> THE EXERCISE
In the material below, find each line holding the string "page" and copy it.

[MATERIAL start]

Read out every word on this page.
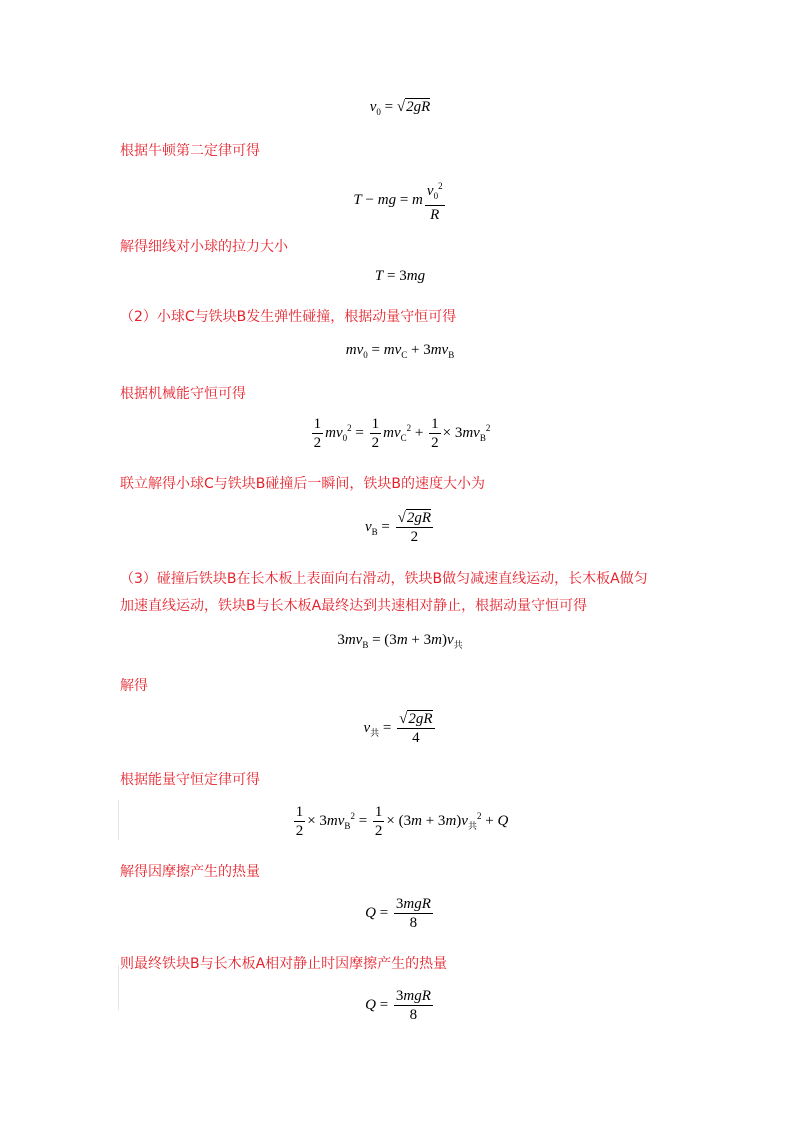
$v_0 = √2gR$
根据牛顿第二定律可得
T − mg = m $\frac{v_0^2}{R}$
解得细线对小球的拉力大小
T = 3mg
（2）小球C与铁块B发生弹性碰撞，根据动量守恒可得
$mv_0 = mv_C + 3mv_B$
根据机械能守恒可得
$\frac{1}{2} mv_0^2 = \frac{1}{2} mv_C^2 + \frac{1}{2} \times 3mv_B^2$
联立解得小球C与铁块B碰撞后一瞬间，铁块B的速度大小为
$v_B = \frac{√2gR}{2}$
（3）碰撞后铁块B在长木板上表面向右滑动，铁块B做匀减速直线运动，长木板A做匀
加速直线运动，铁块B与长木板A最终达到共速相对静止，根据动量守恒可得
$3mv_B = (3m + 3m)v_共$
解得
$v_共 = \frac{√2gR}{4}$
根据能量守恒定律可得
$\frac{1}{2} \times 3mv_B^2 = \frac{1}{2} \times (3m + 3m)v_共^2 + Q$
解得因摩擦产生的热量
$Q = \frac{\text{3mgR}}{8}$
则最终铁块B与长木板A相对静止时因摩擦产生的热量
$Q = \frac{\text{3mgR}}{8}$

[MATERIAL end]
[MATERIAL start]

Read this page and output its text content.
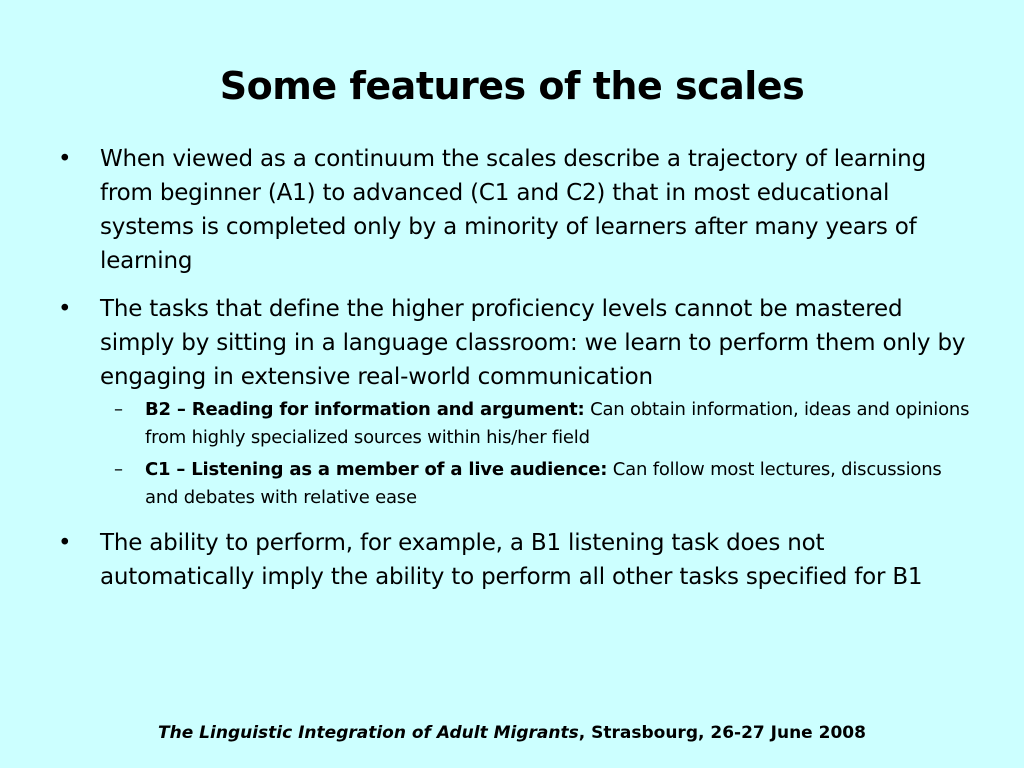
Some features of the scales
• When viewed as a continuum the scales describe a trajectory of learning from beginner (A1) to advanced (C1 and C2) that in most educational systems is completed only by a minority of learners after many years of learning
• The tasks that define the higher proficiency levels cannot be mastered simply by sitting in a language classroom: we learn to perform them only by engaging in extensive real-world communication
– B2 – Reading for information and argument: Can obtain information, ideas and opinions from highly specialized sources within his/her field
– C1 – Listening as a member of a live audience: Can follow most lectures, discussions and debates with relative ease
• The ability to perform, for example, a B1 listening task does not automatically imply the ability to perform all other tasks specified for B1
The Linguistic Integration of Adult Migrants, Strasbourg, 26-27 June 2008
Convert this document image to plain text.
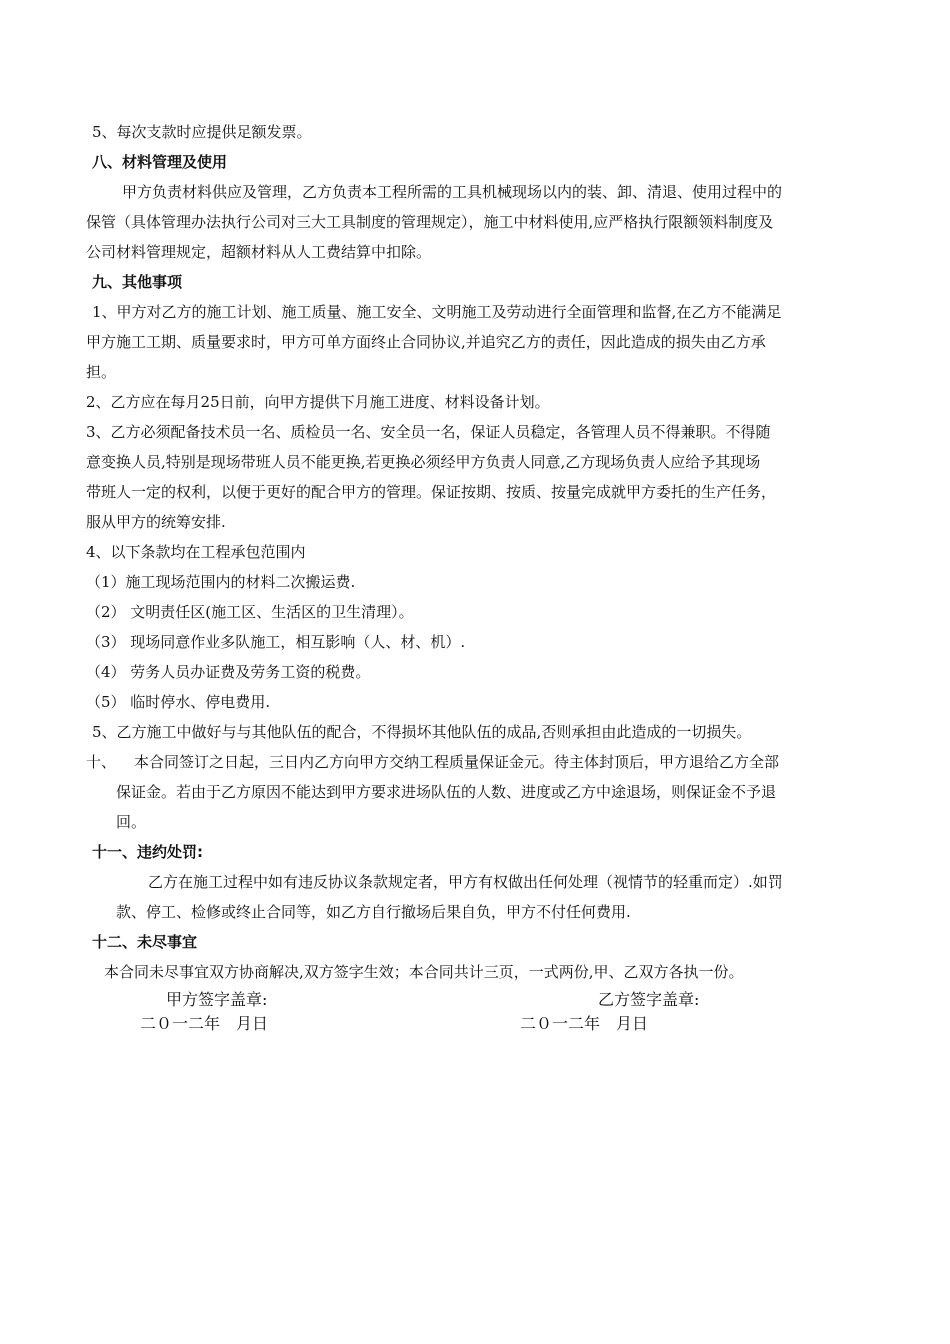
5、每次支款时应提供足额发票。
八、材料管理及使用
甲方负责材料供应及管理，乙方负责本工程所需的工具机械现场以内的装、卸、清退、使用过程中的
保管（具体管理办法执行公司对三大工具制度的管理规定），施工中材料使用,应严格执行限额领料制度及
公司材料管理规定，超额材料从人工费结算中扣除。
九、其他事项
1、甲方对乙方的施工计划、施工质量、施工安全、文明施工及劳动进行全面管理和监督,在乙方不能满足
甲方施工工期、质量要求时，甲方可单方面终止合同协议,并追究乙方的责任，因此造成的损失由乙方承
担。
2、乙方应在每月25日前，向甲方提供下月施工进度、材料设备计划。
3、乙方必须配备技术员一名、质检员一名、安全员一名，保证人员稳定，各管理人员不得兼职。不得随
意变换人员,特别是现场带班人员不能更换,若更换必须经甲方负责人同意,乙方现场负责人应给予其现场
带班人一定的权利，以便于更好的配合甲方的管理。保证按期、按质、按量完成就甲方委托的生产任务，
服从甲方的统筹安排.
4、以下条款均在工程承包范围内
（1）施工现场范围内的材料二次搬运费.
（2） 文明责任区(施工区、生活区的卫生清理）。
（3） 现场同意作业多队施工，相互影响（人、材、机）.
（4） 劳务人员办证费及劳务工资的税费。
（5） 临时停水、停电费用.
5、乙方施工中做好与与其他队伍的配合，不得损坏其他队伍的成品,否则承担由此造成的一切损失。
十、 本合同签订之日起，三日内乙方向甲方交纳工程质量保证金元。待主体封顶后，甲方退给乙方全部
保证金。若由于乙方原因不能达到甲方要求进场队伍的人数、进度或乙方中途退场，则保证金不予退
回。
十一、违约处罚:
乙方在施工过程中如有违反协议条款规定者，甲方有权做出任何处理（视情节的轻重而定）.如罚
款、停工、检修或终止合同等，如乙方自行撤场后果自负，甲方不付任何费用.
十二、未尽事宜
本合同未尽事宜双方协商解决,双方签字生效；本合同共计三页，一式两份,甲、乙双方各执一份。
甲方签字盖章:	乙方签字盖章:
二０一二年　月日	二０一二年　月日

[MATERIAL end]
[MATERIAL start]

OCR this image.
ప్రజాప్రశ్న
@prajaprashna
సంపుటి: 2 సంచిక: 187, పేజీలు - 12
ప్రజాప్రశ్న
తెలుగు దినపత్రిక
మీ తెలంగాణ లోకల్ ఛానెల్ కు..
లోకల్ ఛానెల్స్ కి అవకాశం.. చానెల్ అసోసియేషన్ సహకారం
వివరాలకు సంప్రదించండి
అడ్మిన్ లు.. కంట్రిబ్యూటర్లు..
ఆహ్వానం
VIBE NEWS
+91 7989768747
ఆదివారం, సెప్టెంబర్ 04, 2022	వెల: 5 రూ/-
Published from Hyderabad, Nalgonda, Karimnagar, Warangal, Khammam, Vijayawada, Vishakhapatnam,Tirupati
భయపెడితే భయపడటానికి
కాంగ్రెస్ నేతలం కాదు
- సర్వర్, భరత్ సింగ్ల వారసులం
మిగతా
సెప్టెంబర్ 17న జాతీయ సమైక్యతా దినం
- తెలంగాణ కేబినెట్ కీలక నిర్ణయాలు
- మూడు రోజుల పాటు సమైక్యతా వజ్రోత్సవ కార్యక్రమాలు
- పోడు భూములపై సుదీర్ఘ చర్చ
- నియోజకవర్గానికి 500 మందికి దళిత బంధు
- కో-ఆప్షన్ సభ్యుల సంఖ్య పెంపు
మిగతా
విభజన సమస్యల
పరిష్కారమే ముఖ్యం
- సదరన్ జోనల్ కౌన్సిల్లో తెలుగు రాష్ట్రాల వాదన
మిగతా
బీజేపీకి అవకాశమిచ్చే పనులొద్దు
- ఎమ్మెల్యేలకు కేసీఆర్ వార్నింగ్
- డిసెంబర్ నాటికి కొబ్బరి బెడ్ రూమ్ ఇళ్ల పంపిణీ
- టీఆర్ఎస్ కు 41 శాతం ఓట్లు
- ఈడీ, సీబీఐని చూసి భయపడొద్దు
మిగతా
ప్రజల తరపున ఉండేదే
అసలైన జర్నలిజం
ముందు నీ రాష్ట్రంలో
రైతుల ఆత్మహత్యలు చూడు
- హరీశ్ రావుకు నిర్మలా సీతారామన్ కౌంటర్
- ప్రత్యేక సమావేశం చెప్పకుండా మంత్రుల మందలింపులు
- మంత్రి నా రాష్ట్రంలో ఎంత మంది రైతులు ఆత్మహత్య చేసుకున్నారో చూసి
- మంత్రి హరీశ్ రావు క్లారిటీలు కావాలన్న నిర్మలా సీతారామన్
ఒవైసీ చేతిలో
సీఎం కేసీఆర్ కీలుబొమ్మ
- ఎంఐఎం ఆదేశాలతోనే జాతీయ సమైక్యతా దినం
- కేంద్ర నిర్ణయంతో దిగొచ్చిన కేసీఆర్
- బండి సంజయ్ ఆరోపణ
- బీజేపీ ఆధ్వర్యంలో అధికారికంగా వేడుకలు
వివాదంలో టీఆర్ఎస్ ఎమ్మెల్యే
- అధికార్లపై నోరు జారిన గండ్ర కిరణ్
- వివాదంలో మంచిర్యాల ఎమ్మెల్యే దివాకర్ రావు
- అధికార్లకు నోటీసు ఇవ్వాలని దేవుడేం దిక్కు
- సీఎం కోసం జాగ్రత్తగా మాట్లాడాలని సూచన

[MATERIAL end]

> EXERCISE ANSWER
Read out every word on this page.
Read this page and output its text content.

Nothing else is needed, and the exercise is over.